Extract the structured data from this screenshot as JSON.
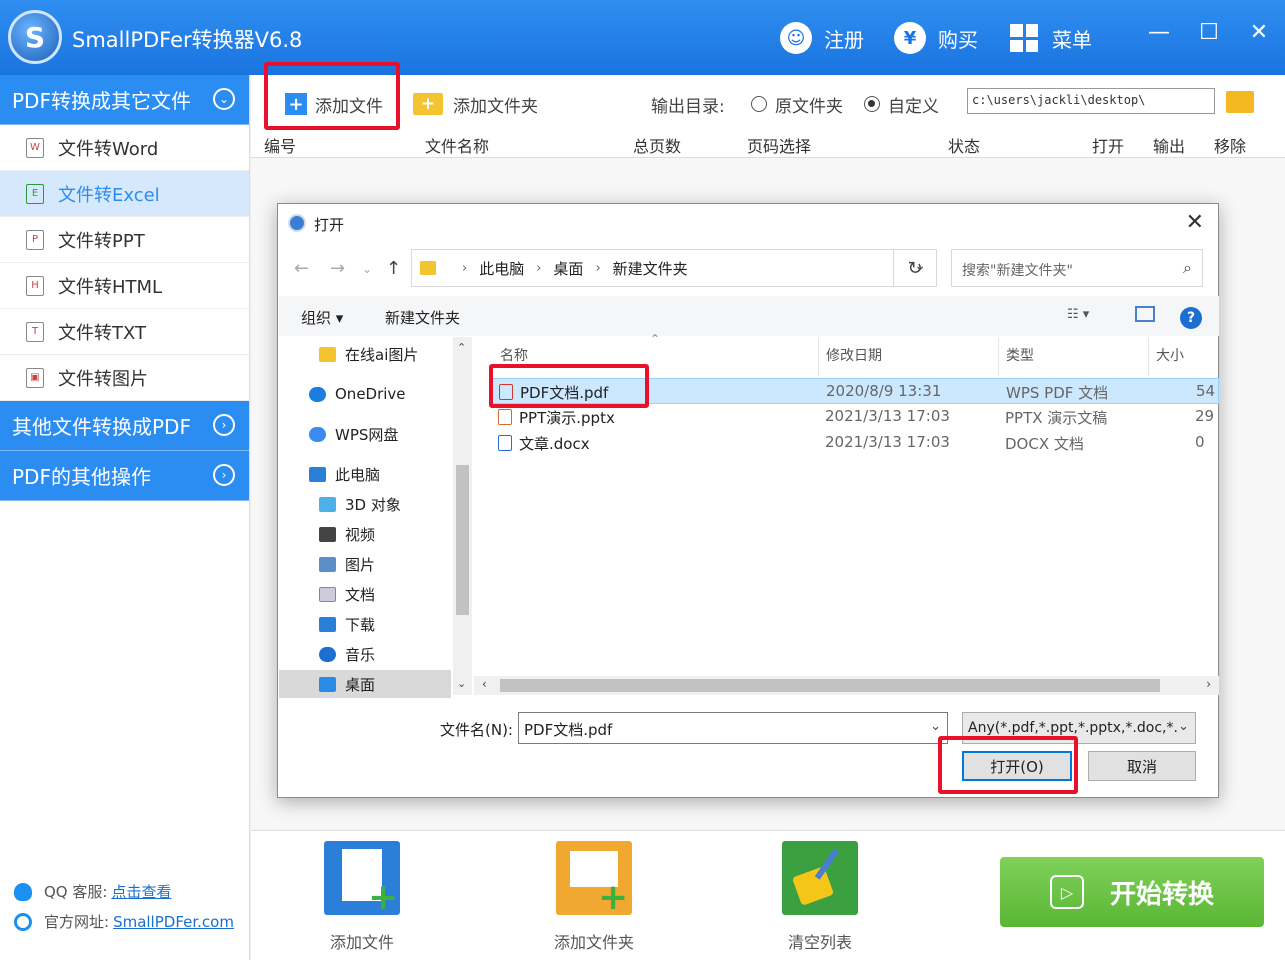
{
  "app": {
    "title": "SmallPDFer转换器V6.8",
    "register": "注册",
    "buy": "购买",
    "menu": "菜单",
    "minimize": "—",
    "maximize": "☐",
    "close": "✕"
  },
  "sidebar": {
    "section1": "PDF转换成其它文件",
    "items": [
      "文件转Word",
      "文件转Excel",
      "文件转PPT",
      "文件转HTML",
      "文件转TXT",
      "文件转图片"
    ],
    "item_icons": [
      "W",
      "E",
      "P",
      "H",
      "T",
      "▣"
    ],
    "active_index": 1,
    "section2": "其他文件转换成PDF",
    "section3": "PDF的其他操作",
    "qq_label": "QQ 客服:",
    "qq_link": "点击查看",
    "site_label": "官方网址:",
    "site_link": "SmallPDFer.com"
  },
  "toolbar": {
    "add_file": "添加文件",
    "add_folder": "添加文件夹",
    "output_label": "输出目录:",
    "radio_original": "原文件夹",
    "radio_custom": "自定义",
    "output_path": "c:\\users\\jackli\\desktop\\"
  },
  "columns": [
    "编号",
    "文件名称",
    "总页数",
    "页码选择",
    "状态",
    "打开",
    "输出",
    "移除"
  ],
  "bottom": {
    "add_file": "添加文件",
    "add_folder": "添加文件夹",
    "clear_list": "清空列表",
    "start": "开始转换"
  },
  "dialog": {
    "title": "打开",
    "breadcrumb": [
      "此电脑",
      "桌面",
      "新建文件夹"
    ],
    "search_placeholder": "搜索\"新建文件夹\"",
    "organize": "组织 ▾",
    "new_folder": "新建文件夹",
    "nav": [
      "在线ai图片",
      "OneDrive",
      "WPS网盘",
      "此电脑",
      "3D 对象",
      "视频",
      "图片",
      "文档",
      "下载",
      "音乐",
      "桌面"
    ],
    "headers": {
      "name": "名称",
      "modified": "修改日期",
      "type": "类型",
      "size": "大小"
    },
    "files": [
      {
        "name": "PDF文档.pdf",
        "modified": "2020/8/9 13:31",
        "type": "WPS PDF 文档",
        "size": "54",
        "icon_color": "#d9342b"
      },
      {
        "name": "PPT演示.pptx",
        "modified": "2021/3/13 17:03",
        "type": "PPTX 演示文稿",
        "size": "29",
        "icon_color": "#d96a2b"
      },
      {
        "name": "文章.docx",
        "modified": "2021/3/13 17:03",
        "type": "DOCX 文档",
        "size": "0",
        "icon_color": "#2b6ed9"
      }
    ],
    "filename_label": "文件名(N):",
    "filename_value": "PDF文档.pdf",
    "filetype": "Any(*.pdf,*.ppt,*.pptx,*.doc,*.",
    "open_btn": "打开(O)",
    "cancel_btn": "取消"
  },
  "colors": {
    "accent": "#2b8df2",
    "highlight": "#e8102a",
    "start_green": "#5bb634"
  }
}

----

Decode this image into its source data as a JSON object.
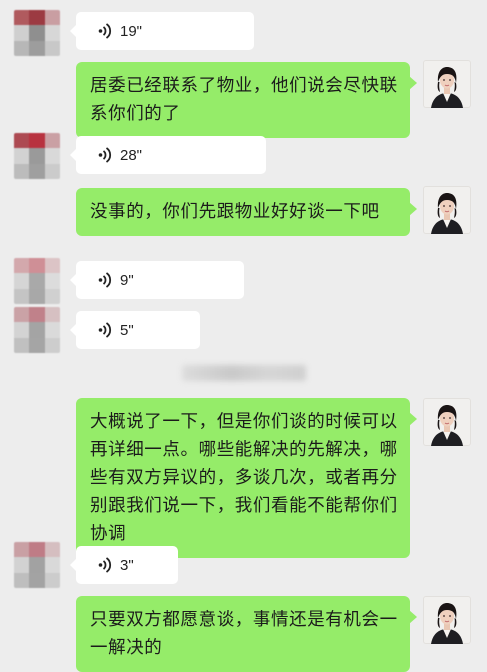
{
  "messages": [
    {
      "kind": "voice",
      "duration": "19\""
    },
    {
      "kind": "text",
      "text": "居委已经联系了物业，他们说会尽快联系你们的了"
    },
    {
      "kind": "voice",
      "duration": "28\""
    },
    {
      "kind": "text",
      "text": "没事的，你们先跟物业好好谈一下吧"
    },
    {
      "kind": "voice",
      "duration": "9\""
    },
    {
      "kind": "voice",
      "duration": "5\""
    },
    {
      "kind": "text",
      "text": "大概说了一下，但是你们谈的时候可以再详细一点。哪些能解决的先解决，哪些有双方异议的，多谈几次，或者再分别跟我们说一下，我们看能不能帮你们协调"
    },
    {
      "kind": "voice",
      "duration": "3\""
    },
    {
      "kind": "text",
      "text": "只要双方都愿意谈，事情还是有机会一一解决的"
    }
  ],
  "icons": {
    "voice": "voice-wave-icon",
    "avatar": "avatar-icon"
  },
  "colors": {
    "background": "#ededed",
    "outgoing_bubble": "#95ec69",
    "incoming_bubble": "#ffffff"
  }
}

----

■ Do this ■
Your answer should be a single number: the count of lines in the data that include the word "duration".

■ Result of this task ■
5